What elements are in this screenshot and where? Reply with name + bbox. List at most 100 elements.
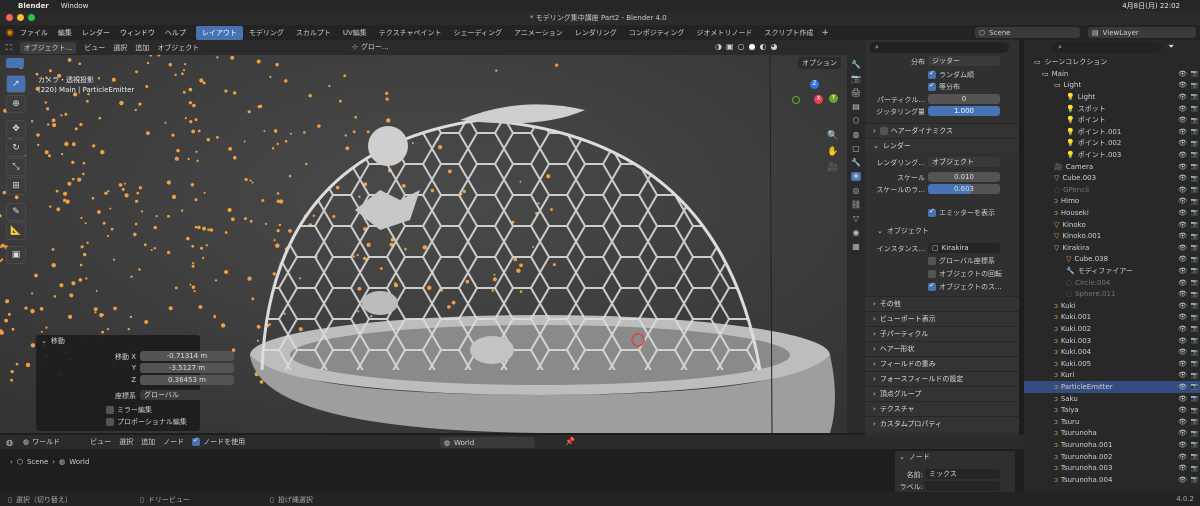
gizmo-neg-y[interactable] [792, 96, 800, 104]
outliner-row[interactable]: ↄ Kuki.005 👁 📷 [1024, 358, 1200, 370]
viewport-menu-add[interactable]: 追加 [135, 43, 149, 53]
editor-type-icon[interactable]: ◍ [6, 438, 13, 447]
even-distribution-option[interactable]: 等分布 [928, 81, 960, 92]
render-camera-icon[interactable]: 📷 [1191, 209, 1198, 216]
rendered-shading-icon[interactable]: ◕ [771, 42, 778, 51]
eye-icon[interactable]: 👁 [1178, 151, 1187, 159]
tab-sculpt[interactable]: スカルプト [290, 26, 337, 40]
outliner-row[interactable]: 💡 スポット 👁 📷 [1024, 103, 1200, 115]
measure-tool[interactable]: 📐 [6, 222, 26, 240]
render-camera-icon[interactable]: 📷 [1191, 453, 1198, 460]
render-camera-icon[interactable]: 📷 [1191, 302, 1198, 309]
eye-icon[interactable]: 👁 [1178, 302, 1187, 310]
eye-icon[interactable]: 👁 [1178, 232, 1187, 240]
eye-icon[interactable]: 👁 [1178, 209, 1187, 217]
outliner-row[interactable]: ↄ Kuki.003 👁 📷 [1024, 335, 1200, 347]
zoom-window-button[interactable] [28, 14, 35, 21]
eye-icon[interactable]: 👁 [1178, 139, 1187, 147]
outliner-row[interactable]: ◌ Sphere.011 👁 📷 [1024, 288, 1200, 300]
mirror-checkbox[interactable] [106, 406, 114, 414]
render-camera-icon[interactable]: 📷 [1191, 407, 1198, 414]
solid-shading-icon[interactable]: ● [749, 42, 756, 51]
viewport-menu-view[interactable]: ビュー [84, 43, 105, 53]
node-menu-view[interactable]: ビュー [90, 437, 111, 447]
object-scale-option[interactable]: オブジェクトのス... [928, 281, 1002, 292]
render-camera-icon[interactable]: 📷 [1191, 117, 1198, 124]
render-camera-icon[interactable]: 📷 [1191, 325, 1198, 332]
render-camera-icon[interactable]: 📷 [1191, 198, 1198, 205]
eye-icon[interactable]: 👁 [1178, 244, 1187, 252]
outliner-row[interactable]: ↄ Houseki 👁 📷 [1024, 207, 1200, 219]
scene-selector[interactable]: ⬡ Scene [975, 27, 1080, 38]
eye-icon[interactable]: 👁 [1178, 255, 1187, 263]
editor-type-icon[interactable]: ⛶ [6, 43, 12, 53]
world-tab-icon[interactable]: ◍ [853, 130, 860, 139]
material-shading-icon[interactable]: ◐ [760, 42, 767, 51]
properties-search[interactable]: ⌕ [869, 42, 1009, 53]
constraints-tab-icon[interactable]: ⛓ [851, 200, 861, 209]
tool-tab-icon[interactable]: 🔧 [851, 60, 861, 69]
outliner-row[interactable]: ↄ Tsurunoha.003 👁 📷 [1024, 462, 1200, 474]
outliner-row[interactable]: ◌ GPencil 👁 📷 [1024, 184, 1200, 196]
random-order-option[interactable]: ランダム順 [928, 69, 974, 80]
options-dropdown[interactable]: オプション [798, 57, 841, 69]
eye-icon[interactable]: 👁 [1178, 360, 1187, 368]
node-panel-header[interactable]: ⌄ ノード [895, 451, 1015, 462]
eye-icon[interactable]: 👁 [1178, 128, 1187, 136]
render-camera-icon[interactable]: 📷 [1191, 476, 1198, 483]
eye-icon[interactable]: 👁 [1178, 348, 1187, 356]
global-coords-checkbox[interactable] [928, 257, 936, 265]
outliner-row[interactable]: 💡 Light 👁 📷 [1024, 91, 1200, 103]
render-camera-icon[interactable]: 📷 [1191, 151, 1198, 158]
mode-dropdown[interactable]: オブジェクト... [19, 41, 77, 54]
object-rotation-checkbox[interactable] [928, 270, 936, 278]
orientation-dropdown[interactable]: グローバル [140, 390, 234, 400]
panel-children[interactable]: › 子パーティクル [865, 326, 1019, 341]
tab-animation[interactable]: アニメーション [508, 26, 569, 40]
global-coords-option[interactable]: グローバル座標系 [928, 256, 995, 266]
render-camera-icon[interactable]: 📷 [1191, 430, 1198, 437]
eye-icon[interactable]: 👁 [1178, 406, 1187, 414]
menu-window[interactable]: ウィンドウ [120, 28, 155, 38]
navigation-gizmo[interactable]: Z X Y [788, 80, 844, 130]
eye-icon[interactable]: 👁 [1178, 105, 1187, 113]
eye-icon[interactable]: 👁 [1178, 279, 1187, 287]
render-camera-icon[interactable]: 📷 [1191, 233, 1198, 240]
render-camera-icon[interactable]: 📷 [1191, 186, 1198, 193]
eye-icon[interactable]: 👁 [1178, 395, 1187, 403]
eye-icon[interactable]: 👁 [1178, 174, 1187, 182]
panel-custom-properties[interactable]: › カスタムプロパティ [865, 416, 1019, 431]
scene-collection-row[interactable]: ▭ シーンコレクション [1034, 57, 1107, 67]
redo-header[interactable]: ⌄ 移動 [36, 335, 200, 347]
gizmo-x-axis[interactable]: X [814, 95, 823, 104]
move-z-field[interactable]: 0.36453 m [140, 375, 234, 385]
cursor-tool[interactable]: ⊕ [6, 95, 26, 113]
data-tab-icon[interactable]: ▽ [853, 214, 859, 223]
eye-icon[interactable]: 👁 [1178, 441, 1187, 449]
eye-icon[interactable]: 👁 [1178, 197, 1187, 205]
even-distribution-checkbox[interactable] [928, 81, 936, 91]
add-workspace-icon[interactable]: + [821, 28, 829, 38]
render-camera-icon[interactable]: 📷 [1191, 244, 1198, 251]
select-box-tool[interactable]: ➚ [6, 75, 26, 93]
texture-tab-icon[interactable]: ▦ [852, 242, 860, 251]
use-nodes-option[interactable]: ノードを使用 [192, 436, 245, 447]
render-panel[interactable]: ⌄ レンダー [865, 138, 1019, 153]
outliner-row[interactable]: ↄ Kuri 👁 📷 [1024, 370, 1200, 382]
tab-texture-paint[interactable]: テクスチャペイント [373, 26, 448, 40]
render-camera-icon[interactable]: 📷 [1191, 279, 1198, 286]
tab-geometry-nodes[interactable]: ジオメトリノード [690, 26, 758, 40]
select-mode-icon[interactable] [6, 58, 24, 68]
eye-icon[interactable]: 👁 [1178, 313, 1187, 321]
menu-render[interactable]: レンダー [82, 28, 110, 38]
viewport-menu-object[interactable]: オブジェクト [157, 43, 199, 53]
outliner-row[interactable]: ▽ Kinoko 👁 📷 [1024, 219, 1200, 231]
menu-help[interactable]: ヘルプ [165, 28, 186, 38]
pan-hand-icon[interactable]: ✋ [826, 144, 840, 160]
eye-icon[interactable]: 👁 [1178, 383, 1187, 391]
transform-tool[interactable]: ⊞ [6, 177, 26, 195]
modifier-tab-icon[interactable]: 🔧 [851, 158, 861, 167]
use-nodes-checkbox[interactable] [192, 436, 201, 446]
move-y-field[interactable]: -3.5127 m [140, 363, 234, 373]
viewport-menu-select[interactable]: 選択 [113, 43, 127, 53]
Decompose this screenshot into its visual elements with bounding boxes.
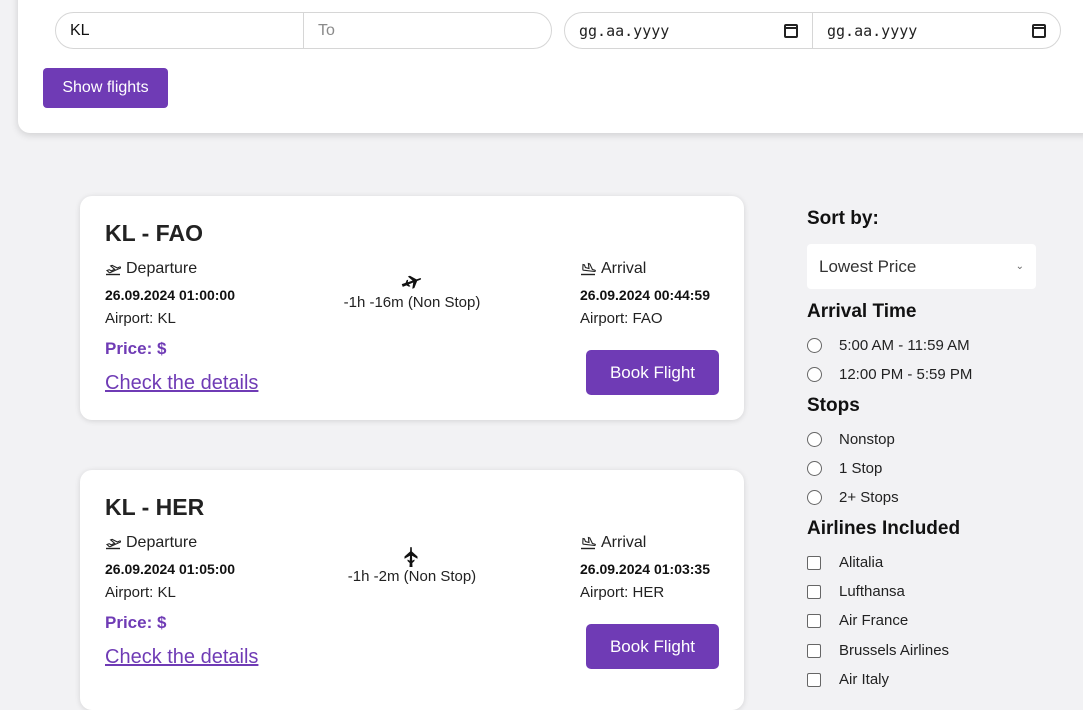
radio-button[interactable] — [807, 338, 822, 353]
plane-landing-icon — [581, 536, 596, 550]
arrival-time-option[interactable]: 5:00 AM - 11:59 AM — [807, 337, 970, 354]
arrival-time-option-label: 12:00 PM - 5:59 PM — [839, 366, 973, 383]
checkbox[interactable] — [807, 672, 821, 687]
departure-date-input[interactable]: gg.aa.yyyy — [565, 13, 812, 48]
departure-label: Departure — [105, 260, 197, 278]
stops-option-label: Nonstop — [839, 431, 895, 448]
plane-takeoff-icon — [105, 538, 121, 550]
departure-datetime: 26.09.2024 01:05:00 — [105, 561, 235, 577]
departure-label-text: Departure — [126, 260, 198, 277]
stops-option-label: 2+ Stops — [839, 489, 899, 506]
flight-duration: -1h -2m (Non Stop) — [347, 568, 477, 585]
checkbox[interactable] — [807, 555, 821, 570]
arrival-time-option[interactable]: 12:00 PM - 5:59 PM — [807, 366, 972, 383]
departure-datetime: 26.09.2024 01:00:00 — [105, 287, 235, 303]
arrival-label: Arrival — [580, 534, 646, 552]
stops-option[interactable]: 2+ Stops — [807, 489, 899, 506]
calendar-icon[interactable] — [784, 23, 798, 38]
arrival-time-option-label: 5:00 AM - 11:59 AM — [839, 337, 970, 354]
show-flights-button[interactable]: Show flights — [43, 68, 168, 108]
to-input[interactable]: To — [303, 13, 551, 48]
chevron-down-icon: ⌄ — [1015, 261, 1024, 272]
flight-price: Price: $ — [105, 613, 167, 632]
departure-label-text: Departure — [126, 534, 198, 551]
plane-landing-icon — [581, 262, 596, 276]
plane-takeoff-icon — [105, 264, 121, 276]
checkbox[interactable] — [807, 643, 821, 658]
flight-price: Price: $ — [105, 339, 167, 358]
airline-option[interactable]: Alitalia — [807, 554, 883, 571]
airline-option[interactable]: Brussels Airlines — [807, 642, 949, 659]
airplane-icon — [401, 275, 422, 289]
airline-option-label: Alitalia — [839, 554, 884, 571]
checkbox[interactable] — [807, 584, 821, 599]
stops-title: Stops — [807, 395, 860, 416]
return-date-placeholder: gg.aa.yyyy — [827, 21, 918, 40]
check-details-link[interactable]: Check the details — [105, 646, 258, 669]
arrival-label-text: Arrival — [601, 534, 647, 551]
airplane-icon — [404, 547, 418, 567]
flight-card: KL - HER Departure 26.09.2024 01:05:00 A… — [80, 470, 744, 710]
airline-option-label: Lufthansa — [839, 583, 905, 600]
flight-route-title: KL - HER — [105, 494, 205, 520]
checkbox[interactable] — [807, 613, 821, 628]
departure-airport: Airport: KL — [105, 584, 176, 601]
arrival-time-title: Arrival Time — [807, 301, 917, 322]
departure-airport: Airport: KL — [105, 310, 176, 327]
departure-label: Departure — [105, 534, 197, 552]
book-flight-button[interactable]: Book Flight — [586, 350, 719, 395]
airline-option[interactable]: Air France — [807, 612, 908, 629]
departure-date-placeholder: gg.aa.yyyy — [579, 21, 670, 40]
stops-option[interactable]: Nonstop — [807, 431, 895, 448]
arrival-airport: Airport: FAO — [580, 310, 663, 327]
flight-card: KL - FAO Departure 26.09.2024 01:00:00 A… — [80, 196, 744, 420]
sort-by-title: Sort by: — [807, 208, 879, 229]
from-input[interactable]: KL — [56, 13, 303, 48]
arrival-datetime: 26.09.2024 00:44:59 — [580, 287, 710, 303]
flight-route-title: KL - FAO — [105, 220, 203, 246]
radio-button[interactable] — [807, 461, 822, 476]
stops-option[interactable]: 1 Stop — [807, 460, 882, 477]
arrival-airport: Airport: HER — [580, 584, 665, 601]
check-details-link[interactable]: Check the details — [105, 372, 258, 395]
arrival-datetime: 26.09.2024 01:03:35 — [580, 561, 710, 577]
airline-option-label: Air Italy — [839, 671, 890, 688]
sort-select[interactable]: Lowest Price ⌄ — [807, 244, 1036, 289]
arrival-label: Arrival — [580, 260, 646, 278]
airline-option[interactable]: Air Italy — [807, 671, 889, 688]
radio-button[interactable] — [807, 490, 822, 505]
stops-option-label: 1 Stop — [839, 460, 883, 477]
airlines-title: Airlines Included — [807, 518, 961, 539]
airline-option-label: Brussels Airlines — [839, 642, 950, 659]
radio-button[interactable] — [807, 432, 822, 447]
book-flight-button[interactable]: Book Flight — [586, 624, 719, 669]
date-input-group: gg.aa.yyyy gg.aa.yyyy — [564, 12, 1061, 49]
calendar-icon[interactable] — [1032, 23, 1046, 38]
flight-duration: -1h -16m (Non Stop) — [343, 294, 481, 311]
return-date-input[interactable]: gg.aa.yyyy — [812, 13, 1060, 48]
route-input-group: KL To — [55, 12, 552, 49]
radio-button[interactable] — [807, 367, 822, 382]
airline-option-label: Air France — [839, 612, 909, 629]
arrival-label-text: Arrival — [601, 260, 647, 277]
sort-selected-value: Lowest Price — [819, 256, 917, 276]
airline-option[interactable]: Lufthansa — [807, 583, 905, 600]
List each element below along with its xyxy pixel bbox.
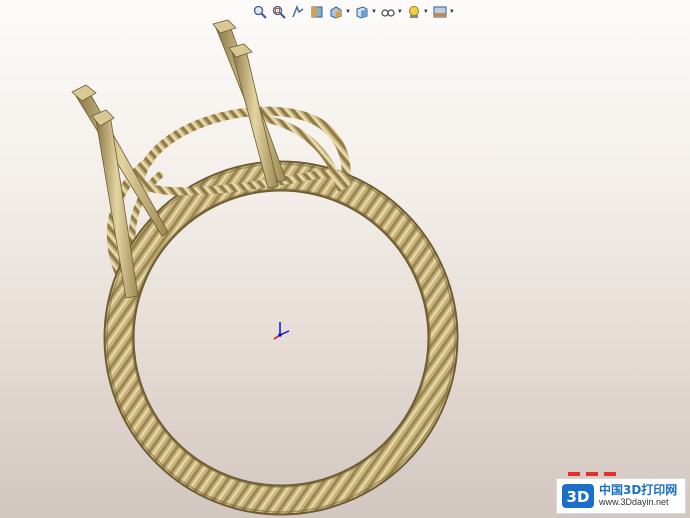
hide-show-items-icon[interactable] xyxy=(380,4,396,20)
graphics-area[interactable]: ▼ ▼ ▼ ▼ ▼ 3D 中国3D打印网 www.3Ddayin.net xyxy=(0,0,690,518)
origin-triad xyxy=(273,322,290,340)
apply-scene-icon[interactable] xyxy=(432,4,448,20)
view-heads-up-toolbar: ▼ ▼ ▼ ▼ ▼ xyxy=(252,2,455,22)
watermark-url: www.3Ddayin.net xyxy=(599,496,669,507)
watermark-red-strip xyxy=(568,472,616,476)
view-orientation-icon[interactable] xyxy=(328,4,344,20)
section-view-icon[interactable] xyxy=(309,4,325,20)
apply-scene-dropdown-icon[interactable]: ▼ xyxy=(449,9,455,15)
display-style-icon[interactable] xyxy=(354,4,370,20)
hide-show-items-dropdown-icon[interactable]: ▼ xyxy=(397,9,403,15)
edit-appearance-dropdown-icon[interactable]: ▼ xyxy=(423,9,429,15)
display-style-dropdown-icon[interactable]: ▼ xyxy=(371,9,377,15)
previous-view-icon[interactable] xyxy=(290,4,306,20)
watermark-title: 中国3D打印网 xyxy=(599,483,678,498)
edit-appearance-icon[interactable] xyxy=(406,4,422,20)
logo-text: 3D xyxy=(567,488,590,506)
zoom-to-area-icon[interactable] xyxy=(271,4,287,20)
3d-logo-icon: 3D xyxy=(562,484,594,508)
view-orientation-dropdown-icon[interactable]: ▼ xyxy=(345,9,351,15)
zoom-to-fit-icon[interactable] xyxy=(252,4,268,20)
ring-model[interactable] xyxy=(0,0,690,518)
watermark-logo: 3D 中国3D打印网 www.3Ddayin.net xyxy=(556,478,686,514)
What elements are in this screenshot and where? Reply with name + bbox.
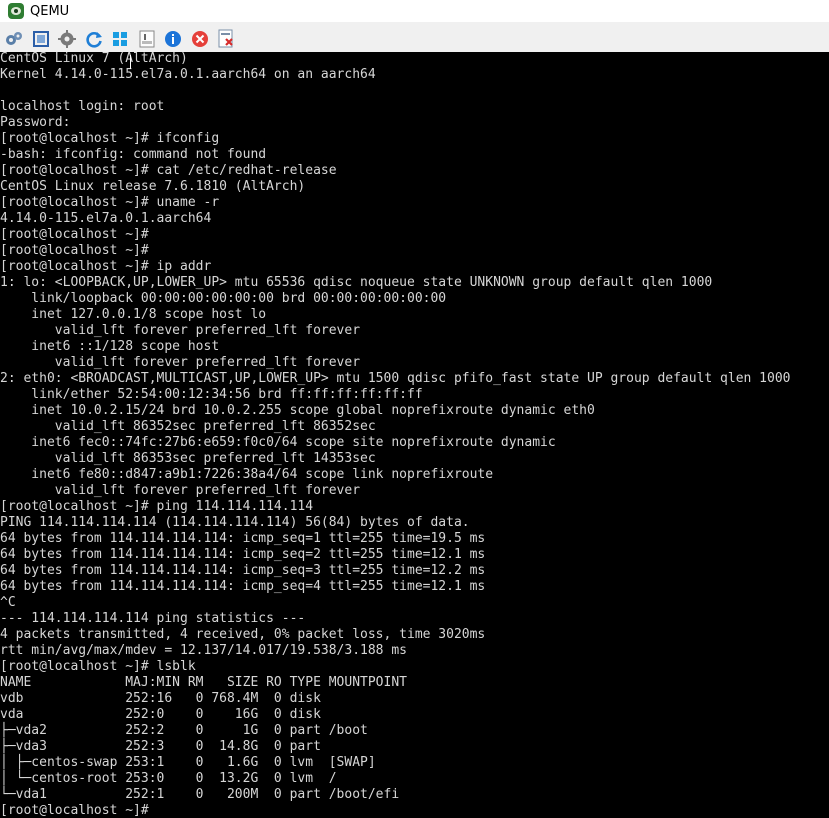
terminal-line: 4.14.0-115.el7a.0.1.aarch64 (0, 211, 212, 226)
terminal-line: inet6 ::1/128 scope host (0, 339, 220, 354)
terminal-line: 64 bytes from 114.114.114.114: icmp_seq=… (0, 563, 486, 578)
terminal-line: [root@localhost ~]# ping 114.114.114.114 (0, 499, 314, 514)
terminal-line: ├─vda3 252:3 0 14.8G 0 part (0, 739, 321, 754)
terminal-line: │ └─centos-root 253:0 0 13.2G 0 lvm / (0, 771, 337, 786)
terminal-line: -bash: ifconfig: command not found (0, 147, 267, 162)
terminal-line: valid_lft forever preferred_lft forever (0, 483, 361, 498)
toolbar (0, 26, 829, 52)
terminal-line: vda 252:0 0 16G 0 disk (0, 707, 321, 722)
gear-icon[interactable] (57, 29, 77, 49)
terminal-line: [root@localhost ~]# uname -r (0, 195, 220, 210)
terminal-line: valid_lft forever preferred_lft forever (0, 355, 361, 370)
terminal-line: localhost login: root (0, 99, 165, 114)
terminal-line: [root@localhost ~]# (0, 227, 149, 242)
terminal-line: inet6 fec0::74fc:27b6:e659:f0c0/64 scope… (0, 435, 556, 450)
terminal-line: inet 10.0.2.15/24 brd 10.0.2.255 scope g… (0, 403, 595, 418)
window-title: QEMU (30, 3, 70, 19)
mouse-cursor-icon (130, 55, 131, 69)
settings-gears-icon[interactable] (4, 29, 24, 49)
terminal-line: inet6 fe80::d847:a9b1:7226:38a4/64 scope… (0, 467, 494, 482)
document-icon[interactable] (137, 29, 157, 49)
terminal-line: 64 bytes from 114.114.114.114: icmp_seq=… (0, 531, 486, 546)
terminal-line: 64 bytes from 114.114.114.114: icmp_seq=… (0, 579, 486, 594)
terminal-line: PING 114.114.114.114 (114.114.114.114) 5… (0, 515, 470, 530)
terminal-line: [root@localhost ~]# lsblk (0, 659, 196, 674)
vm-console-screen[interactable]: CentOS Linux 7 (AltArch) Kernel 4.14.0-11… (0, 52, 829, 818)
terminal-line: inet 127.0.0.1/8 scope host lo (0, 307, 267, 322)
terminal-line: 1: lo: <LOOPBACK,UP,LOWER_UP> mtu 65536 … (0, 275, 713, 290)
terminal-line: Kernel 4.14.0-115.el7a.0.1.aarch64 on an… (0, 67, 376, 82)
terminal-line: [root@localhost ~]# cat /etc/redhat-rele… (0, 163, 337, 178)
terminal-line: [root@localhost ~]# ip addr (0, 259, 212, 274)
terminal-line: └─vda1 252:1 0 200M 0 part /boot/efi (0, 787, 400, 802)
terminal-output: CentOS Linux 7 (AltArch) Kernel 4.14.0-11… (0, 52, 791, 818)
terminal-line: ^C (0, 595, 16, 610)
terminal-line: CentOS Linux 7 (AltArch) (0, 52, 188, 66)
terminal-line: valid_lft 86352sec preferred_lft 86352se… (0, 419, 376, 434)
terminal-line: 64 bytes from 114.114.114.114: icmp_seq=… (0, 547, 486, 562)
terminal-line: 4 packets transmitted, 4 received, 0% pa… (0, 627, 486, 642)
terminal-line: vdb 252:16 0 768.4M 0 disk (0, 691, 321, 706)
terminal-line: Password: (0, 115, 71, 130)
terminal-line: rtt min/avg/max/mdev = 12.137/14.017/19.… (0, 643, 407, 658)
terminal-line: link/ether 52:54:00:12:34:56 brd ff:ff:f… (0, 387, 423, 402)
terminal-line: CentOS Linux release 7.6.1810 (AltArch) (0, 179, 306, 194)
terminal-line: ├─vda2 252:2 0 1G 0 part /boot (0, 723, 368, 738)
terminal-line: 2: eth0: <BROADCAST,MULTICAST,UP,LOWER_U… (0, 371, 791, 386)
shutdown-icon[interactable] (216, 29, 236, 49)
refresh-icon[interactable] (84, 29, 104, 49)
terminal-line: [root@localhost ~]# (0, 243, 149, 258)
terminal-line: link/loopback 00:00:00:00:00:00 brd 00:0… (0, 291, 447, 306)
terminal-line: NAME MAJ:MIN RM SIZE RO TYPE MOUNTPOINT (0, 675, 407, 690)
terminal-line: valid_lft 86353sec preferred_lft 14353se… (0, 451, 376, 466)
qemu-app-icon (8, 3, 24, 19)
close-circle-icon[interactable] (190, 29, 210, 49)
terminal-line: valid_lft forever preferred_lft forever (0, 323, 361, 338)
windows-logo-icon[interactable] (110, 29, 130, 49)
terminal-line: │ ├─centos-swap 253:1 0 1.6G 0 lvm [SWAP… (0, 755, 376, 770)
fullscreen-icon[interactable] (31, 29, 51, 49)
terminal-line: --- 114.114.114.114 ping statistics --- (0, 611, 306, 626)
window-titlebar[interactable]: QEMU (0, 0, 829, 22)
terminal-line: [root@localhost ~]# (0, 803, 149, 818)
terminal-line: [root@localhost ~]# ifconfig (0, 131, 220, 146)
info-icon[interactable] (163, 29, 183, 49)
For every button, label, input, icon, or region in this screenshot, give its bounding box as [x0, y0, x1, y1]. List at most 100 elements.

_Objective:_
Reproduce without alteration the lines in the stretch from the one containing "gizmo-neg-y[interactable] [792, 96, 800, 104]" through the one containing "render-camera-icon[interactable]: 📷 [1191, 209, 1198, 216]".

_Result:_
gizmo-neg-y[interactable] [792, 96, 800, 104]
outliner-row[interactable]: ↄ Kuki.005 👁 📷 [1024, 358, 1200, 370]
viewport-menu-add[interactable]: 追加 [135, 43, 149, 53]
editor-type-icon[interactable]: ◍ [6, 438, 13, 447]
even-distribution-option[interactable]: 等分布 [928, 81, 960, 92]
render-camera-icon[interactable]: 📷 [1191, 209, 1198, 216]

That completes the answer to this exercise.